Stored data
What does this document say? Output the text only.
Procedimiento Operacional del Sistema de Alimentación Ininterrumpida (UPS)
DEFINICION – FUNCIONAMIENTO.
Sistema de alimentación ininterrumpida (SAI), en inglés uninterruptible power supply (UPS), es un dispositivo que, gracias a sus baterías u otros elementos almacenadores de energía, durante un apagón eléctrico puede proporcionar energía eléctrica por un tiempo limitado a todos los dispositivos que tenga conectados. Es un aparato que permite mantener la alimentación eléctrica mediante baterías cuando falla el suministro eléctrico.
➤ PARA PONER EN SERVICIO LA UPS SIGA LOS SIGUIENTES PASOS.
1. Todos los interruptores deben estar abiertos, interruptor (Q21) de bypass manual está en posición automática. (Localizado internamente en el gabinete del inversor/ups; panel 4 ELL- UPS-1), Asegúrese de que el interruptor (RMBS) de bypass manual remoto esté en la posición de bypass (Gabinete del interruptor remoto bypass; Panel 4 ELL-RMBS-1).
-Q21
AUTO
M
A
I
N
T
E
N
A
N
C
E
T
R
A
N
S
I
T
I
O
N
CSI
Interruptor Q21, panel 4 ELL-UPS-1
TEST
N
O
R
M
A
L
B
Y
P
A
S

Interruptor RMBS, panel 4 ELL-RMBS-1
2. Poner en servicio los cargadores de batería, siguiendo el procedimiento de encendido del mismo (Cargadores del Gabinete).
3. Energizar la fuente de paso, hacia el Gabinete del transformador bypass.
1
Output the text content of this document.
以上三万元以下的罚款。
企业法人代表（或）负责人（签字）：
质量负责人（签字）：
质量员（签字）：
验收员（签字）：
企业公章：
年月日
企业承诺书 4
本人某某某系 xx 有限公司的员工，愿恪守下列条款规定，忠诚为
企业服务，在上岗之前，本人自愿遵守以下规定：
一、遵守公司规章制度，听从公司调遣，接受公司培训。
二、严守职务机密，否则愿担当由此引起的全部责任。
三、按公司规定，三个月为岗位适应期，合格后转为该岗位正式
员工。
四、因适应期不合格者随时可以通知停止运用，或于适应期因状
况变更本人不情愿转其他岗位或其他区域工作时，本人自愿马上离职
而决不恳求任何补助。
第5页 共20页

AIM
From the line holding "Output the text content of this document." through the last line above, reproduce each line exactly and add nothing.

EXERCISE SOLUTION
Output the text content of this document.
以上三万元以下的罚款。
企业法人代表（或）负责人（签字）：
质量负责人（签字）：
质量员（签字）：
验收员（签字）：
企业公章：
年月日
企业承诺书 4
本人某某某系 xx 有限公司的员工，愿恪守下列条款规定，忠诚为
企业服务，在上岗之前，本人自愿遵守以下规定：
一、遵守公司规章制度，听从公司调遣，接受公司培训。
二、严守职务机密，否则愿担当由此引起的全部责任。
三、按公司规定，三个月为岗位适应期，合格后转为该岗位正式
员工。
四、因适应期不合格者随时可以通知停止运用，或于适应期因状
况变更本人不情愿转其他岗位或其他区域工作时，本人自愿马上离职
而决不恳求任何补助。
第5页 共20页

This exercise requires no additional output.